GOALS:
(a) In the passage about Maria Ressa's commencement speech, what won Ressa a Nobel Prize? Answer in one to three sentences.
(b) In the passage about Maria Ressa's commencement speech, how many Americans does she say were targeted by Russian disinformation in 2016?
(c) Continue the passage about Maria Ressa's commencement speech, starting after its final quoted sentence.

TEXT SHOWN:
— START —
The speech was alarming for many of us who respect Ressa’s courage in opposing the regime of then Philippine President Rodrigo Duterte, including her struggle to support the free press and free speech that won her a Nobel Prize with Dmitry Muratov.

Nevertheless, a speech calling for censorship and speech regulation is not viewed as problematic while civil libertarian Michael Smerconish is blocked from giving a commencement address and denied his honorary degree.

The commencement speech lashed out at her critics, including those who call her an anti-Semite. She described the critics who call her views antisemitic as examples of “power and money because they want power and money.”

In her full remarks, Ressa (a supporter of Hillary Clinton) suggests that the 2016 election was substantially influenced by Russian disinformation efforts:

“If the tactic worked on us, then it was deployed for you. That’s what happened in 2016, when 126 million Americans were targeted by Russian disinformation, and on January 6, in the violence on Capitol Hill when Silicon Valley’s sins came home to roost.”
— END —
DATA:
— START —
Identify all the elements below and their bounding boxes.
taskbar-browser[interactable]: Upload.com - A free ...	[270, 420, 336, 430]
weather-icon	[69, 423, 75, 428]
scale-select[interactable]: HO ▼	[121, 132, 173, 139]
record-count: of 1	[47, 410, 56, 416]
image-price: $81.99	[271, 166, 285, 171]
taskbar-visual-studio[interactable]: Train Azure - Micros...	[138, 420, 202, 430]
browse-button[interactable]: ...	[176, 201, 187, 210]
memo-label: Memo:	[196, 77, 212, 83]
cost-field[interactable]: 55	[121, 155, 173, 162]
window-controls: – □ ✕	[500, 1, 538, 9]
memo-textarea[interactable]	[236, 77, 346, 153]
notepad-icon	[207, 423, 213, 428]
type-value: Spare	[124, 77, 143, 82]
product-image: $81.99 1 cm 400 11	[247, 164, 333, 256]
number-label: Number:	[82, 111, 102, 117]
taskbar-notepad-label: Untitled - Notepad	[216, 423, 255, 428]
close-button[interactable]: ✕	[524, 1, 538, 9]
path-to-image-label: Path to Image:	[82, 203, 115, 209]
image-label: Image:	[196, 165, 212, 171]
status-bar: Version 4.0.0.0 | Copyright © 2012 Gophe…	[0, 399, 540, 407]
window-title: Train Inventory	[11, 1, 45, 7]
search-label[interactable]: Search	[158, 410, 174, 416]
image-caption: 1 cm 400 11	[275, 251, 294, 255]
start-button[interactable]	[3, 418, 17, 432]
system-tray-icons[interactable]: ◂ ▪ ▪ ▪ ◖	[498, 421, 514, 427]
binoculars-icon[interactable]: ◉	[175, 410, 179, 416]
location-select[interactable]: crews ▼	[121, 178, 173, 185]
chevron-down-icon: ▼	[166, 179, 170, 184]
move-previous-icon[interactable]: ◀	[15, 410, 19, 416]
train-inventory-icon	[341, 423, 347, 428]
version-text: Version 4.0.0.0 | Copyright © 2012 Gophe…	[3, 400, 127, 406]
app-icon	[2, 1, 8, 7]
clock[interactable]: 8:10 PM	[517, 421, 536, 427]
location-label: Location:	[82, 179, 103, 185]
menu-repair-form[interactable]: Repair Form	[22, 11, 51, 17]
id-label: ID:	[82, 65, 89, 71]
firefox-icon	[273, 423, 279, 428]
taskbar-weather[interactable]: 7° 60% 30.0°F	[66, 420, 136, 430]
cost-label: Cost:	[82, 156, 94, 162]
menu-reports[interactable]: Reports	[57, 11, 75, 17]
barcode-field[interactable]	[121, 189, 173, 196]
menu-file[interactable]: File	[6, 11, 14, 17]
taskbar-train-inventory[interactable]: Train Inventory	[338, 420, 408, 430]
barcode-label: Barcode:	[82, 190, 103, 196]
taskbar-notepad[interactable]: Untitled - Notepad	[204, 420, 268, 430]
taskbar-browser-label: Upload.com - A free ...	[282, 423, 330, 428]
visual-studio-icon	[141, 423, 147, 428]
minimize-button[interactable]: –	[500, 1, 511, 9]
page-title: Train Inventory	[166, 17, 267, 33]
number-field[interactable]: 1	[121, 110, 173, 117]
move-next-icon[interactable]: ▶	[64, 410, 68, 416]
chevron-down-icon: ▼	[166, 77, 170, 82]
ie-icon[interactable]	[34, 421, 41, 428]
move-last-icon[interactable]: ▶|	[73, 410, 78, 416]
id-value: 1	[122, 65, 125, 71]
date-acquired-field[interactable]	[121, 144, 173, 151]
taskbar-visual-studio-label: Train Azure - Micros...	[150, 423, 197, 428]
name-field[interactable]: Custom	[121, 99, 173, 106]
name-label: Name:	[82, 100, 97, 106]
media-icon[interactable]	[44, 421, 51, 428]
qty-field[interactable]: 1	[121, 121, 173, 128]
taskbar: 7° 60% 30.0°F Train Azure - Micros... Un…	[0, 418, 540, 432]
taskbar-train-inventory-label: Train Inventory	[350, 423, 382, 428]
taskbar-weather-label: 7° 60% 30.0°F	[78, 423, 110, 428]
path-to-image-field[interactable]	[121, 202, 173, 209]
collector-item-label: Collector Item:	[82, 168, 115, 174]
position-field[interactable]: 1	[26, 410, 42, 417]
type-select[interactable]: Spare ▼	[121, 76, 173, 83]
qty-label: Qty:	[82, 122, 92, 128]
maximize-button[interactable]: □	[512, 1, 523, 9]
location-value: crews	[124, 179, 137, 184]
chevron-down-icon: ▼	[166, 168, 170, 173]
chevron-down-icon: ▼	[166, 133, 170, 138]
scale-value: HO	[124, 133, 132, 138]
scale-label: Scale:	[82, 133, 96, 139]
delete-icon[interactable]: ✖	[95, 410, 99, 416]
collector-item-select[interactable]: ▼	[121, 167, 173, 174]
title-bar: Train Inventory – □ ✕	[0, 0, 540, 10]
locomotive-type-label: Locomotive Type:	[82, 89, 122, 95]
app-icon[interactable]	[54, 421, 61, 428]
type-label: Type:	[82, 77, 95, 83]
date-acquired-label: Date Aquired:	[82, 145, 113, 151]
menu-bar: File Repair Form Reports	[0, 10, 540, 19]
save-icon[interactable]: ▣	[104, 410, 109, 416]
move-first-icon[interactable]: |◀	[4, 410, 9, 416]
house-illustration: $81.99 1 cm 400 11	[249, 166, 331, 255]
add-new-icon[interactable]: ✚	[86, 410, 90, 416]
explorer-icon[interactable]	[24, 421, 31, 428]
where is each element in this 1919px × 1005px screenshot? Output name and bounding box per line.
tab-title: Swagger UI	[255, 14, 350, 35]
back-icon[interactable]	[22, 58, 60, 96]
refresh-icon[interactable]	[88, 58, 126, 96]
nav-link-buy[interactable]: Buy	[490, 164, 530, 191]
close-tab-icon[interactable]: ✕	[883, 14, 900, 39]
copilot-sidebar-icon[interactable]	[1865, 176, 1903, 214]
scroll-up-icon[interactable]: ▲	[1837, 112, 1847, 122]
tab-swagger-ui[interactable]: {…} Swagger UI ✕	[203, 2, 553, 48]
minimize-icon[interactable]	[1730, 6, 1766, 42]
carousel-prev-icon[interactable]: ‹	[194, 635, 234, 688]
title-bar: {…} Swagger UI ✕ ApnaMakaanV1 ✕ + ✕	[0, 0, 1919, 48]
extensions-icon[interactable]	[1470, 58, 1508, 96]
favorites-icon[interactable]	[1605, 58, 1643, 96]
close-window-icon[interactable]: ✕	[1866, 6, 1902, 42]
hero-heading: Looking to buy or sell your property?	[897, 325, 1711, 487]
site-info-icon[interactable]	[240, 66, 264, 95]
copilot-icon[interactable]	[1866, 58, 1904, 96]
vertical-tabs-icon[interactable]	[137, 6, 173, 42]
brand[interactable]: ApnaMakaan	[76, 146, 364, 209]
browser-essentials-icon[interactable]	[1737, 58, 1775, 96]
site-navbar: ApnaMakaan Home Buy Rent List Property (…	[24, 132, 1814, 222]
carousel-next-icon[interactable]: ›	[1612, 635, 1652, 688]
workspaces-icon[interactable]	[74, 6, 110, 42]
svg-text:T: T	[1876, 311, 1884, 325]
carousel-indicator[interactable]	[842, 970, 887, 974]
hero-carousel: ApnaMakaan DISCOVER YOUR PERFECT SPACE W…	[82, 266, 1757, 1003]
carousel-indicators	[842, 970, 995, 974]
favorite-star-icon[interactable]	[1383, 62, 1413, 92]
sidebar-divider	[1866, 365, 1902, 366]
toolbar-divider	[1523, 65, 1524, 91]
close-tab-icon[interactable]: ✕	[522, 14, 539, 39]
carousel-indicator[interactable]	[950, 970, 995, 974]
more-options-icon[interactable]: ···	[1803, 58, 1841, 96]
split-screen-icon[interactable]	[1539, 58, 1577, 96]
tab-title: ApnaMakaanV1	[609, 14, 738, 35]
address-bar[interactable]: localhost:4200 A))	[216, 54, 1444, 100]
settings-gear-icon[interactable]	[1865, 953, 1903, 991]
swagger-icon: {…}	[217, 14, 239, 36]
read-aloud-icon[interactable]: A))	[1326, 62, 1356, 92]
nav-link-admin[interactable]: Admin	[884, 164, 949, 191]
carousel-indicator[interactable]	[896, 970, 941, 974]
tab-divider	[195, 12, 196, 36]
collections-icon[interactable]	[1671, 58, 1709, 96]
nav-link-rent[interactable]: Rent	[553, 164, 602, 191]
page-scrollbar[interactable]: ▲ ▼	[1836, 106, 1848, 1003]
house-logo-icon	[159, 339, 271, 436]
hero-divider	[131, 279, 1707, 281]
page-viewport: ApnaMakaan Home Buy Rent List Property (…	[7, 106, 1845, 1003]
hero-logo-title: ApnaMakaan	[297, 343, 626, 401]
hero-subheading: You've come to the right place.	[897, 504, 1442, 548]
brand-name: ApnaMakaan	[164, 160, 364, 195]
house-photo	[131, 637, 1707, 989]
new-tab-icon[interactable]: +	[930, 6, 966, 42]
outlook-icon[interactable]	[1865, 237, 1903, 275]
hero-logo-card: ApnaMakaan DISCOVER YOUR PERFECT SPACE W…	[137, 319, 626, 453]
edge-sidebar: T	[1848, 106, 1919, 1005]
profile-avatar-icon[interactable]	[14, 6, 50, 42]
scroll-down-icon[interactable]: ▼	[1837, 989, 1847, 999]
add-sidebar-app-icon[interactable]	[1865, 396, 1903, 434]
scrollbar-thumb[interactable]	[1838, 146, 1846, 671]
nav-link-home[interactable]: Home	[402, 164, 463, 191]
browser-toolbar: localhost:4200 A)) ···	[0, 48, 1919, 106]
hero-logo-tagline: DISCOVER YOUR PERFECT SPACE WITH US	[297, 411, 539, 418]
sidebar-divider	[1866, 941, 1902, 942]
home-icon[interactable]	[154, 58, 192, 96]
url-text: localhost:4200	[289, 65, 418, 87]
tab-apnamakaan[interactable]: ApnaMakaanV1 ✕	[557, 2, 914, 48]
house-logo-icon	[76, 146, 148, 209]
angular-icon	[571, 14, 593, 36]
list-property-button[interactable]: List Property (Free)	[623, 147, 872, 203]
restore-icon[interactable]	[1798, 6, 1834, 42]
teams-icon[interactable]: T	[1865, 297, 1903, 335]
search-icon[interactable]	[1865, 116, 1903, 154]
— END —
RESULTS:
(a) Ressa won the Nobel Prize, shared with Dmitry Muratov, for her struggle to support the free press and free speech. That work was part of her opposition to the regime of then Philippine President Rodrigo Duterte.

(b) 126 million Americans.

(c)
As I have previously written, Clinton and Trump were the least popular candidates ever to run for the presidency, according to multiple polls. They hardly needed the help of a dozen or so Russians in St. Petersburg to materially add to those divisions. Indeed, the sheer premise of the operation was moronic. It was like trying to speed the descent of a falling locomotive by jumping up and down on it. We were already a nation plunging into political chaos with the selection of these two candidates and long simmering political divisions stretching back to the Bill Clinton administration.

There are hundreds of “legitimate” Democratic and Republican trolling sites (some supported by campaign activities) that did little but generate gossip, conspiracies and false stories. From the descriptions in the indictment, these Russians look like the tee-ball league in comparison to these major league players of political slime.

Yet, Ressa is still citing the election as a call to regulate the Internet and curtail free speech. What is truly chilling is how these Harvard grads robotically cheered as Ressa portrayed herself as a victim in trying to silence or curtail the speech of those with opposing views.

“I said this in the Nobel lecture: an atom bomb exploded in our information ecosystem because social media turned our world upside down, spreading lies, faster than facts, while amplifying fear and anger, fueling hatred. By design. For profit…

And here’s three sentences I’ve said over and over. Without facts, you can’t have truth. Without truth, you can’t have trust. Without these three, we have no shared reality, no rule of law, no democracy. We can’t begin to solve existential problems like climate change.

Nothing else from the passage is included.